- **Requirement**: Leave out the pictures and copy everything else below exactly.

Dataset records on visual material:

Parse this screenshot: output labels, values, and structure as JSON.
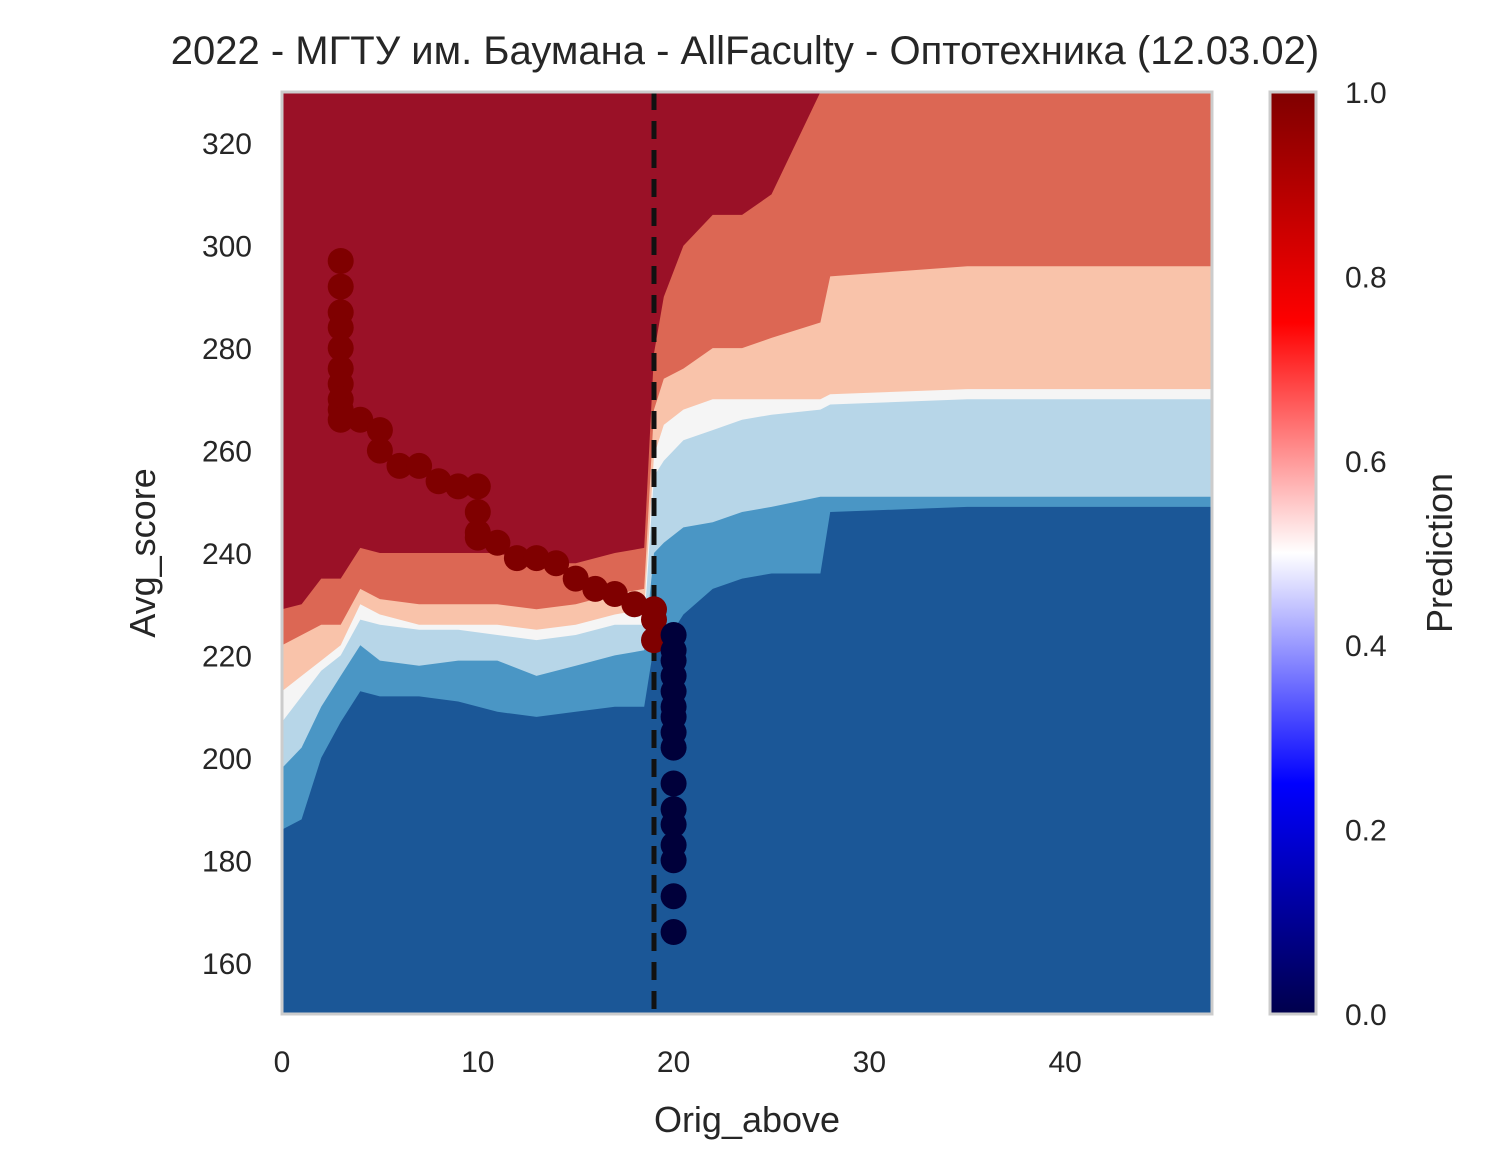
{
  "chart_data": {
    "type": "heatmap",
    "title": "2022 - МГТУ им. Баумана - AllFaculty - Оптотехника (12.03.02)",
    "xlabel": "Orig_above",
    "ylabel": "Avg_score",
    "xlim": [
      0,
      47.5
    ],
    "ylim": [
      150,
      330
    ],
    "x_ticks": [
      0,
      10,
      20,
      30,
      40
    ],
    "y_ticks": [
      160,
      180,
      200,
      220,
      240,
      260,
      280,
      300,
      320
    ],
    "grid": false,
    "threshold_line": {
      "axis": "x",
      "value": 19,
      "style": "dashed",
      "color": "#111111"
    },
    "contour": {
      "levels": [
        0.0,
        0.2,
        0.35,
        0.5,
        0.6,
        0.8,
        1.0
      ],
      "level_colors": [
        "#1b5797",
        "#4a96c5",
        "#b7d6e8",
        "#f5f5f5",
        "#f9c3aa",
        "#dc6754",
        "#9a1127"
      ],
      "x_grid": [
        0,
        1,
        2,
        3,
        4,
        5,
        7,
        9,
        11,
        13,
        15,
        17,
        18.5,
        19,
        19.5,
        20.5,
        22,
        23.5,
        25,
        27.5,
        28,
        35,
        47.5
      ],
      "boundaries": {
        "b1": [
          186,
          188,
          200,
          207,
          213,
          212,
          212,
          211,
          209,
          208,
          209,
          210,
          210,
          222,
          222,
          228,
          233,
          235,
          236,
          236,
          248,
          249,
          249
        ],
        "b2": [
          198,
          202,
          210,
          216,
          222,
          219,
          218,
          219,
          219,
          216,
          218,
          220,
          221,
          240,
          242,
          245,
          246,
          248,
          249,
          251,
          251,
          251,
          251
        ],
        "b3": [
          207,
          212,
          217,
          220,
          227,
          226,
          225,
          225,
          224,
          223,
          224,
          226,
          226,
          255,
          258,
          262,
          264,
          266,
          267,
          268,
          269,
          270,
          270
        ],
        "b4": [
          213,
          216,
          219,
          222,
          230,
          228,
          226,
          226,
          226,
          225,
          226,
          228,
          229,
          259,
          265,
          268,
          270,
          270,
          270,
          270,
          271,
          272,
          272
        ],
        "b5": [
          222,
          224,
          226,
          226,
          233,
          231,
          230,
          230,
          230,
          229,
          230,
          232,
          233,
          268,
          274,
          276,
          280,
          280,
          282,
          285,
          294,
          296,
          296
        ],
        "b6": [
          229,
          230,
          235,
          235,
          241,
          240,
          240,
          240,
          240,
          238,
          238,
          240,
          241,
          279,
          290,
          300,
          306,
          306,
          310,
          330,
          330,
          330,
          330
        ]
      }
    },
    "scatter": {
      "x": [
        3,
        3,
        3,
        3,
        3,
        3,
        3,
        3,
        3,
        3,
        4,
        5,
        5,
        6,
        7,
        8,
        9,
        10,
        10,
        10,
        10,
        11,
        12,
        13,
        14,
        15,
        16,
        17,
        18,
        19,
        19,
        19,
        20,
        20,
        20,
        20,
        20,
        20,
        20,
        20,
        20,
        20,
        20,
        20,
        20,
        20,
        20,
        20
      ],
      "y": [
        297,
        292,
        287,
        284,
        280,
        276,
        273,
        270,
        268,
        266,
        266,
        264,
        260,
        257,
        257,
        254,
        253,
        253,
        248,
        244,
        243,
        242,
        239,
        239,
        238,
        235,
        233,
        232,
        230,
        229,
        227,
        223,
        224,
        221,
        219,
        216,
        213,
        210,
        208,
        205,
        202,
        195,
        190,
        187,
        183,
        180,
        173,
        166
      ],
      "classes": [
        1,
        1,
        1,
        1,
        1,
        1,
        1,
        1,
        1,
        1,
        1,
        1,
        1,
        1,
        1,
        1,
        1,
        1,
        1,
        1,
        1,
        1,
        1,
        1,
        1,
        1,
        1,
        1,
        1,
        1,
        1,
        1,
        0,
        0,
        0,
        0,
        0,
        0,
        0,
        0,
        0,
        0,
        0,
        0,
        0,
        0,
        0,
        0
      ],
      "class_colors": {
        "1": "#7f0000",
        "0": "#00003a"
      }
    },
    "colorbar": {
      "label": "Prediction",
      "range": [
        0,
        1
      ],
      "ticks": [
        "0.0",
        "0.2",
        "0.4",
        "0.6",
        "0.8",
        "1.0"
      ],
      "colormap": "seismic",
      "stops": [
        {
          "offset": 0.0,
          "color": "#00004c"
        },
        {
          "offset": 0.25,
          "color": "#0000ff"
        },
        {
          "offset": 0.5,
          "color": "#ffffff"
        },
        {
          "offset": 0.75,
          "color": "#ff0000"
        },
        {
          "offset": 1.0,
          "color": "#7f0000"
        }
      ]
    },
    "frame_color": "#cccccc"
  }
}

- **Result of this task**:
Parse this screenshot: output labels, values, and structure as JSON.
{
  "chart_data": {
    "type": "heatmap",
    "title": "2022 - МГТУ им. Баумана - AllFaculty - Оптотехника (12.03.02)",
    "xlabel": "Orig_above",
    "ylabel": "Avg_score",
    "xlim": [
      0,
      47.5
    ],
    "ylim": [
      150,
      330
    ],
    "x_ticks": [
      0,
      10,
      20,
      30,
      40
    ],
    "y_ticks": [
      160,
      180,
      200,
      220,
      240,
      260,
      280,
      300,
      320
    ],
    "grid": false,
    "threshold_line": {
      "axis": "x",
      "value": 19,
      "style": "dashed",
      "color": "#111111"
    },
    "contour": {
      "levels": [
        0.0,
        0.2,
        0.35,
        0.5,
        0.6,
        0.8,
        1.0
      ],
      "level_colors": [
        "#1b5797",
        "#4a96c5",
        "#b7d6e8",
        "#f5f5f5",
        "#f9c3aa",
        "#dc6754",
        "#9a1127"
      ],
      "x_grid": [
        0,
        1,
        2,
        3,
        4,
        5,
        7,
        9,
        11,
        13,
        15,
        17,
        18.5,
        19,
        19.5,
        20.5,
        22,
        23.5,
        25,
        27.5,
        28,
        35,
        47.5
      ],
      "boundaries": {
        "b1": [
          186,
          188,
          200,
          207,
          213,
          212,
          212,
          211,
          209,
          208,
          209,
          210,
          210,
          222,
          222,
          228,
          233,
          235,
          236,
          236,
          248,
          249,
          249
        ],
        "b2": [
          198,
          202,
          210,
          216,
          222,
          219,
          218,
          219,
          219,
          216,
          218,
          220,
          221,
          240,
          242,
          245,
          246,
          248,
          249,
          251,
          251,
          251,
          251
        ],
        "b3": [
          207,
          212,
          217,
          220,
          227,
          226,
          225,
          225,
          224,
          223,
          224,
          226,
          226,
          255,
          258,
          262,
          264,
          266,
          267,
          268,
          269,
          270,
          270
        ],
        "b4": [
          213,
          216,
          219,
          222,
          230,
          228,
          226,
          226,
          226,
          225,
          226,
          228,
          229,
          259,
          265,
          268,
          270,
          270,
          270,
          270,
          271,
          272,
          272
        ],
        "b5": [
          222,
          224,
          226,
          226,
          233,
          231,
          230,
          230,
          230,
          229,
          230,
          232,
          233,
          268,
          274,
          276,
          280,
          280,
          282,
          285,
          294,
          296,
          296
        ],
        "b6": [
          229,
          230,
          235,
          235,
          241,
          240,
          240,
          240,
          240,
          238,
          238,
          240,
          241,
          279,
          290,
          300,
          306,
          306,
          310,
          330,
          330,
          330,
          330
        ]
      }
    },
    "scatter": {
      "x": [
        3,
        3,
        3,
        3,
        3,
        3,
        3,
        3,
        3,
        3,
        4,
        5,
        5,
        6,
        7,
        8,
        9,
        10,
        10,
        10,
        10,
        11,
        12,
        13,
        14,
        15,
        16,
        17,
        18,
        19,
        19,
        19,
        20,
        20,
        20,
        20,
        20,
        20,
        20,
        20,
        20,
        20,
        20,
        20,
        20,
        20,
        20,
        20
      ],
      "y": [
        297,
        292,
        287,
        284,
        280,
        276,
        273,
        270,
        268,
        266,
        266,
        264,
        260,
        257,
        257,
        254,
        253,
        253,
        248,
        244,
        243,
        242,
        239,
        239,
        238,
        235,
        233,
        232,
        230,
        229,
        227,
        223,
        224,
        221,
        219,
        216,
        213,
        210,
        208,
        205,
        202,
        195,
        190,
        187,
        183,
        180,
        173,
        166
      ],
      "classes": [
        1,
        1,
        1,
        1,
        1,
        1,
        1,
        1,
        1,
        1,
        1,
        1,
        1,
        1,
        1,
        1,
        1,
        1,
        1,
        1,
        1,
        1,
        1,
        1,
        1,
        1,
        1,
        1,
        1,
        1,
        1,
        1,
        0,
        0,
        0,
        0,
        0,
        0,
        0,
        0,
        0,
        0,
        0,
        0,
        0,
        0,
        0,
        0
      ],
      "class_colors": {
        "1": "#7f0000",
        "0": "#00003a"
      }
    },
    "colorbar": {
      "label": "Prediction",
      "range": [
        0,
        1
      ],
      "ticks": [
        "0.0",
        "0.2",
        "0.4",
        "0.6",
        "0.8",
        "1.0"
      ],
      "colormap": "seismic",
      "stops": [
        {
          "offset": 0.0,
          "color": "#00004c"
        },
        {
          "offset": 0.25,
          "color": "#0000ff"
        },
        {
          "offset": 0.5,
          "color": "#ffffff"
        },
        {
          "offset": 0.75,
          "color": "#ff0000"
        },
        {
          "offset": 1.0,
          "color": "#7f0000"
        }
      ]
    },
    "frame_color": "#cccccc"
  }
}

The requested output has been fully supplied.